> **Exercise directions**: Pull each line containing "ylabel" out of the data and copy it.

> **Records for the task**:
+++++

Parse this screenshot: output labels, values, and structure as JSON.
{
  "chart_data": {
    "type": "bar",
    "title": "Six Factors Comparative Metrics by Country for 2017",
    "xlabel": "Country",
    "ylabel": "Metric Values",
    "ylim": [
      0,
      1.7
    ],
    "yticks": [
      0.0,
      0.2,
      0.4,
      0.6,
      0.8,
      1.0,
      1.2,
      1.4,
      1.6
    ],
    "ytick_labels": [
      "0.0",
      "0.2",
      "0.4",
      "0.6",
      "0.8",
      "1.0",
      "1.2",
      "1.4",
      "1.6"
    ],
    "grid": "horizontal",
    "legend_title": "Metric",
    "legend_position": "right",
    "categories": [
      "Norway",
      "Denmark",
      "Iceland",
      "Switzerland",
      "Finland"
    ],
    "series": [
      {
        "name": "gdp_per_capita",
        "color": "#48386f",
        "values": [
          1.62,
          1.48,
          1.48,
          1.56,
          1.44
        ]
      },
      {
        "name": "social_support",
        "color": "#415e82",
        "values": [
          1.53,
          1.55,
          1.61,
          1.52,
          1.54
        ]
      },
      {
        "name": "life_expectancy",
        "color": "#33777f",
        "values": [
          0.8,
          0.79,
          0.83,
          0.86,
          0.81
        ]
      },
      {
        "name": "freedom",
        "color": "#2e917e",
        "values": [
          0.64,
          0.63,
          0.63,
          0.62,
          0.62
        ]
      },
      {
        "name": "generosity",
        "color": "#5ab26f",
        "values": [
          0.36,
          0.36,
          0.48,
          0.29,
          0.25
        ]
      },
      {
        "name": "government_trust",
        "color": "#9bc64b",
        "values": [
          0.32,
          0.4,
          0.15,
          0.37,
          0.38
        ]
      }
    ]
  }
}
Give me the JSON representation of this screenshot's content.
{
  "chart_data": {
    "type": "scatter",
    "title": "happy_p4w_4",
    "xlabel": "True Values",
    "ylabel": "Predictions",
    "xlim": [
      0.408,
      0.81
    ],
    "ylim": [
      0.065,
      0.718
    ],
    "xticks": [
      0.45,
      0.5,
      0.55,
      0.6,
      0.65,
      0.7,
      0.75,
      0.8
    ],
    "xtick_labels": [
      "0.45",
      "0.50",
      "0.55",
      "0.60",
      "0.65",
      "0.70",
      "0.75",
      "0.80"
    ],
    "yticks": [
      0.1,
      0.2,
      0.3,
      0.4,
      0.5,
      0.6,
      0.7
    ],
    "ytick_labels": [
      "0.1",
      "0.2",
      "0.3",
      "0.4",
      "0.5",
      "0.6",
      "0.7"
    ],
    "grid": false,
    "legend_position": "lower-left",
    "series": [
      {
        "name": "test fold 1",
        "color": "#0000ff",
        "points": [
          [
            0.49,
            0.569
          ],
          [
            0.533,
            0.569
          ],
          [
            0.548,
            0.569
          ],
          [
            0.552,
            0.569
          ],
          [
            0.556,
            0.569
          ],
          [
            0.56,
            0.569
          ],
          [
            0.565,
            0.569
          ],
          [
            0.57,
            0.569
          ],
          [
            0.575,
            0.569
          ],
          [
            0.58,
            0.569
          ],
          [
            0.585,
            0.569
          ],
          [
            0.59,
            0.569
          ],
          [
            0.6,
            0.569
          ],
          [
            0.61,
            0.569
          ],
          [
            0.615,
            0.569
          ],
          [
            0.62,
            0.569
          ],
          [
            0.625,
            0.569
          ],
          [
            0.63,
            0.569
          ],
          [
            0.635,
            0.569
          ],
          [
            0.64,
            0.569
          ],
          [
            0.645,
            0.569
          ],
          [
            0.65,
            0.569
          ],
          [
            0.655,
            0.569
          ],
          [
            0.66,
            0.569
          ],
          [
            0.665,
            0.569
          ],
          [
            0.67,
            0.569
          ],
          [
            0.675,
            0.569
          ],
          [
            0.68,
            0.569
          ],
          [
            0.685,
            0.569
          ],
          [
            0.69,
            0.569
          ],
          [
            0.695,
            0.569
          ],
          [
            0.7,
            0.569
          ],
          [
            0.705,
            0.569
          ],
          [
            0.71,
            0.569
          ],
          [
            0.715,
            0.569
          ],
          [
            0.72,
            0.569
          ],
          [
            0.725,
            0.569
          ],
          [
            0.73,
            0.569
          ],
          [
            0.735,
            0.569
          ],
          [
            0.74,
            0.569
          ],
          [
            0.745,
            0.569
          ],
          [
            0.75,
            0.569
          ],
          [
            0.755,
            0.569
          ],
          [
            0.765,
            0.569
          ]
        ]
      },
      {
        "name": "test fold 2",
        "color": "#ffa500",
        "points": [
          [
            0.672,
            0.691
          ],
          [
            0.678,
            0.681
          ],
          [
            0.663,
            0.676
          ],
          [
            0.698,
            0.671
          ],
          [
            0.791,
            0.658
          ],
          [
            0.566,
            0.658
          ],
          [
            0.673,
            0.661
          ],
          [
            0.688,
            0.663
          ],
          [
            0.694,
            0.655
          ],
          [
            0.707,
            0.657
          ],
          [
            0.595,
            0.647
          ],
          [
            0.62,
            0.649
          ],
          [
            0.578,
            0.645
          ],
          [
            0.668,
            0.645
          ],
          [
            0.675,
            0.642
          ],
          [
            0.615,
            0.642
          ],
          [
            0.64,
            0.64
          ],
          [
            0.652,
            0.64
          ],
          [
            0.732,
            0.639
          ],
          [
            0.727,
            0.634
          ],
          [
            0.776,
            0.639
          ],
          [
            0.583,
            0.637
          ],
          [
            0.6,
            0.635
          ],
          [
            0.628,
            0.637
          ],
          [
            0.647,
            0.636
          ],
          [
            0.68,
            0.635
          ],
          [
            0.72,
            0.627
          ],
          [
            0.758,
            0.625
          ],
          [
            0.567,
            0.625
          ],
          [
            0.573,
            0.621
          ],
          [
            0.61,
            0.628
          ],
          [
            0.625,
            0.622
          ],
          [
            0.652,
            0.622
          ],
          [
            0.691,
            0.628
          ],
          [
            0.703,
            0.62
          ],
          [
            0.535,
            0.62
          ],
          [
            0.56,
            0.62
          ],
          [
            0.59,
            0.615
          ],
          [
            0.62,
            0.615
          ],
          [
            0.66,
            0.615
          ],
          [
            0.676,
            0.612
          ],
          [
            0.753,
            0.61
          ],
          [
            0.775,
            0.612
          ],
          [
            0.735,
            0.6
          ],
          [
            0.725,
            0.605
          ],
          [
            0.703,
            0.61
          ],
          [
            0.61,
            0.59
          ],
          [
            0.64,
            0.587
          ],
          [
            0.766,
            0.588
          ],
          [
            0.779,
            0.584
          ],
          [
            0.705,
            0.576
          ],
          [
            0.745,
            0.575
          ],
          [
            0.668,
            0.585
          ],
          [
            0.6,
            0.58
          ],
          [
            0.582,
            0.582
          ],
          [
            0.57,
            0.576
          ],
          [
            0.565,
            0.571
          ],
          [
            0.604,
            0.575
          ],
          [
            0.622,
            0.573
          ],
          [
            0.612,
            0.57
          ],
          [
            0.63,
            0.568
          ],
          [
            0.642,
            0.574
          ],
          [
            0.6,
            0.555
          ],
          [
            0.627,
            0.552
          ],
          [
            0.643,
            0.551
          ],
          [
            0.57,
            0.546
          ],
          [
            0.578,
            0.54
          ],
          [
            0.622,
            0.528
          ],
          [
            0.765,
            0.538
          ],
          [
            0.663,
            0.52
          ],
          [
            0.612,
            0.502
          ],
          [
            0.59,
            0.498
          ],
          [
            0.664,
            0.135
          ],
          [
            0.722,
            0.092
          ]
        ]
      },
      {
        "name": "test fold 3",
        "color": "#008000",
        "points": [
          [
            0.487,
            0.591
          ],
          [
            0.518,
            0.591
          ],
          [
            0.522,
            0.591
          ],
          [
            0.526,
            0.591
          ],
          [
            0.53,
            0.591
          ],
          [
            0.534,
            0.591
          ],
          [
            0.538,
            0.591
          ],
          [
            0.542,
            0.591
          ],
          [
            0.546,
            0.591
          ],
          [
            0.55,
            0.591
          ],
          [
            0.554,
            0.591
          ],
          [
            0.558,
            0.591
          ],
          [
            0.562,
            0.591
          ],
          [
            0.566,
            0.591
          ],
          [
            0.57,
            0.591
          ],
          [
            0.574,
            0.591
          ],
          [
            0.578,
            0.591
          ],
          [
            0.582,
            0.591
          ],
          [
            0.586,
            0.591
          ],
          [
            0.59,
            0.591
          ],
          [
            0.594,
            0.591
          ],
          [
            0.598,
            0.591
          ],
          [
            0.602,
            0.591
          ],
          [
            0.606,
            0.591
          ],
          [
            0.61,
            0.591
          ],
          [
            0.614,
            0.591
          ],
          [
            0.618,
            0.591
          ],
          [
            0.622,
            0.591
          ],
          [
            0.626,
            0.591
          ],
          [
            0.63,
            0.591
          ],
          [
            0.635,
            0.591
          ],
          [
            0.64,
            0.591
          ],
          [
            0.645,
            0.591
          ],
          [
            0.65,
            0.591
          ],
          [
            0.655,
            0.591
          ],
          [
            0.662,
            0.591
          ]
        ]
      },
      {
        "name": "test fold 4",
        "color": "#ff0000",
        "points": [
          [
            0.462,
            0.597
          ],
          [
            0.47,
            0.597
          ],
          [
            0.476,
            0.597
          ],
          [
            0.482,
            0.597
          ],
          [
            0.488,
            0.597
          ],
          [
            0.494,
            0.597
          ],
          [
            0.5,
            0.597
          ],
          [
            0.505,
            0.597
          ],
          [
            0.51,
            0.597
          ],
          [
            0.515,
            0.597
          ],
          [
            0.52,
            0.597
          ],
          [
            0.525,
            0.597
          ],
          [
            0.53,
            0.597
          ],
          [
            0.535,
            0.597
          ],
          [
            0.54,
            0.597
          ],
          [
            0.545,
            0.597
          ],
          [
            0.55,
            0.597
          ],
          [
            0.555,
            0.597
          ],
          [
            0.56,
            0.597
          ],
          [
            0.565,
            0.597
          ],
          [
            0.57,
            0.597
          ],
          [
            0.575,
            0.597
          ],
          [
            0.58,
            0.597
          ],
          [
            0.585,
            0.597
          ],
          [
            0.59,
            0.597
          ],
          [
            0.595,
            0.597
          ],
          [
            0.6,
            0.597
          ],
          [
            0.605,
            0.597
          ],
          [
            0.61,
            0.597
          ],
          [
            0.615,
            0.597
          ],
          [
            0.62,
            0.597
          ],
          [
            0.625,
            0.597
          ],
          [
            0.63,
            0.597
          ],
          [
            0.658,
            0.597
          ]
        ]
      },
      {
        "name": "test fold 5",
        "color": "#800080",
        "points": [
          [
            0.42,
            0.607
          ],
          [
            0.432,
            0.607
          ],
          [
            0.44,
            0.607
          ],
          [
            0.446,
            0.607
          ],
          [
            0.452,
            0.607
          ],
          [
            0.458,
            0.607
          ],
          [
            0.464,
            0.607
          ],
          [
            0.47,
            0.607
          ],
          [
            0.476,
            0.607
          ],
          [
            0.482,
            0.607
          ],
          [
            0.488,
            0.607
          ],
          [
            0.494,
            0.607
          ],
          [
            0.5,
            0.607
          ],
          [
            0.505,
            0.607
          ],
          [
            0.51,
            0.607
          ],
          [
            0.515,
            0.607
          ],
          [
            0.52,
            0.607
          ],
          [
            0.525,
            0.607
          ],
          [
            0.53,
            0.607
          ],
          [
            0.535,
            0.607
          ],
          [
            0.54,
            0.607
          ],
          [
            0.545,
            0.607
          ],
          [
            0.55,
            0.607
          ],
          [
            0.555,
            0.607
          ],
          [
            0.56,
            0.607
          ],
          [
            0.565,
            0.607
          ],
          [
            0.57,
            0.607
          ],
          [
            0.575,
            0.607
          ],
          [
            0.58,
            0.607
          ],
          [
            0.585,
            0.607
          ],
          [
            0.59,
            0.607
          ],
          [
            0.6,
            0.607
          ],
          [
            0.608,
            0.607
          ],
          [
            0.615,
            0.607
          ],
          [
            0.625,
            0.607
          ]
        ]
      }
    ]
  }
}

+++++

> **Finished task**:
    "ylabel": "Metric Values",
    "ylabel": "Predictions",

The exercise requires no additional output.